• Set problem:
Repeat the whole listing exactly as written.

• Task data:
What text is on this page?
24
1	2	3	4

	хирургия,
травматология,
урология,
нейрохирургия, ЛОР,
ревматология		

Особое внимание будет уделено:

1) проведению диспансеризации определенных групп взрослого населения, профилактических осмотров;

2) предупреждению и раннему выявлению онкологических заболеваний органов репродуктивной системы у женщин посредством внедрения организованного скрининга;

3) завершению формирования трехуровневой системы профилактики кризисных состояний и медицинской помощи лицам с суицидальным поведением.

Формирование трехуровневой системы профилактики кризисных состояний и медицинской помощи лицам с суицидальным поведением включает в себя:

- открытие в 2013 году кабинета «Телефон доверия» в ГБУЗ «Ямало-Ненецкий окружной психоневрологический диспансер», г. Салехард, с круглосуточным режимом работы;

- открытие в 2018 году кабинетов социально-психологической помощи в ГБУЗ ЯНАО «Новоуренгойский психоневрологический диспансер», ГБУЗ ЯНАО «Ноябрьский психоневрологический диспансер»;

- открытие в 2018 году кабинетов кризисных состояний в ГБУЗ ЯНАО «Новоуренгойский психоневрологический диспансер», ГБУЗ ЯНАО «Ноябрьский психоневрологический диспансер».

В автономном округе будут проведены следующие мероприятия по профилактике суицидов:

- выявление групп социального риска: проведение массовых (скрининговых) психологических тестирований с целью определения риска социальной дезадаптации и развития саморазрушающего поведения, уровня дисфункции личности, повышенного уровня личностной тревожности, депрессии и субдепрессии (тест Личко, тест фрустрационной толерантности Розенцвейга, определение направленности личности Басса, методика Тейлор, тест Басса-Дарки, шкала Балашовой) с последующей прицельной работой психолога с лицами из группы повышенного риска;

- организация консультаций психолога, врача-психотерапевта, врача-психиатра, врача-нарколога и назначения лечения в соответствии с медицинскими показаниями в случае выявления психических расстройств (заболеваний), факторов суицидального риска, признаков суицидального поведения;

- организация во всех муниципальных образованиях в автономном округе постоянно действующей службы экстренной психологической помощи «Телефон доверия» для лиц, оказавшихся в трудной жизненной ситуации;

• Completed task:
What text is on this page?
24
1	2	3	4

	хирургия,
травматология,
урология,
нейрохирургия, ЛОР,
ревматология		

Особое внимание будет уделено:

1) проведению диспансеризации определенных групп взрослого населения, профилактических осмотров;

2) предупреждению и раннему выявлению онкологических заболеваний органов репродуктивной системы у женщин посредством внедрения организованного скрининга;

3) завершению формирования трехуровневой системы профилактики кризисных состояний и медицинской помощи лицам с суицидальным поведением.

Формирование трехуровневой системы профилактики кризисных состояний и медицинской помощи лицам с суицидальным поведением включает в себя:

- открытие в 2013 году кабинета «Телефон доверия» в ГБУЗ «Ямало-Ненецкий окружной психоневрологический диспансер», г. Салехард, с круглосуточным режимом работы;

- открытие в 2018 году кабинетов социально-психологической помощи в ГБУЗ ЯНАО «Новоуренгойский психоневрологический диспансер», ГБУЗ ЯНАО «Ноябрьский психоневрологический диспансер»;

- открытие в 2018 году кабинетов кризисных состояний в ГБУЗ ЯНАО «Новоуренгойский психоневрологический диспансер», ГБУЗ ЯНАО «Ноябрьский психоневрологический диспансер».

В автономном округе будут проведены следующие мероприятия по профилактике суицидов:

- выявление групп социального риска: проведение массовых (скрининговых) психологических тестирований с целью определения риска социальной дезадаптации и развития саморазрушающего поведения, уровня дисфункции личности, повышенного уровня личностной тревожности, депрессии и субдепрессии (тест Личко, тест фрустрационной толерантности Розенцвейга, определение направленности личности Басса, методика Тейлор, тест Басса-Дарки, шкала Балашовой) с последующей прицельной работой психолога с лицами из группы повышенного риска;

- организация консультаций психолога, врача-психотерапевта, врача-психиатра, врача-нарколога и назначения лечения в соответствии с медицинскими показаниями в случае выявления психических расстройств (заболеваний), факторов суицидального риска, признаков суицидального поведения;

- организация во всех муниципальных образованиях в автономном округе постоянно действующей службы экстренной психологической помощи «Телефон доверия» для лиц, оказавшихся в трудной жизненной ситуации;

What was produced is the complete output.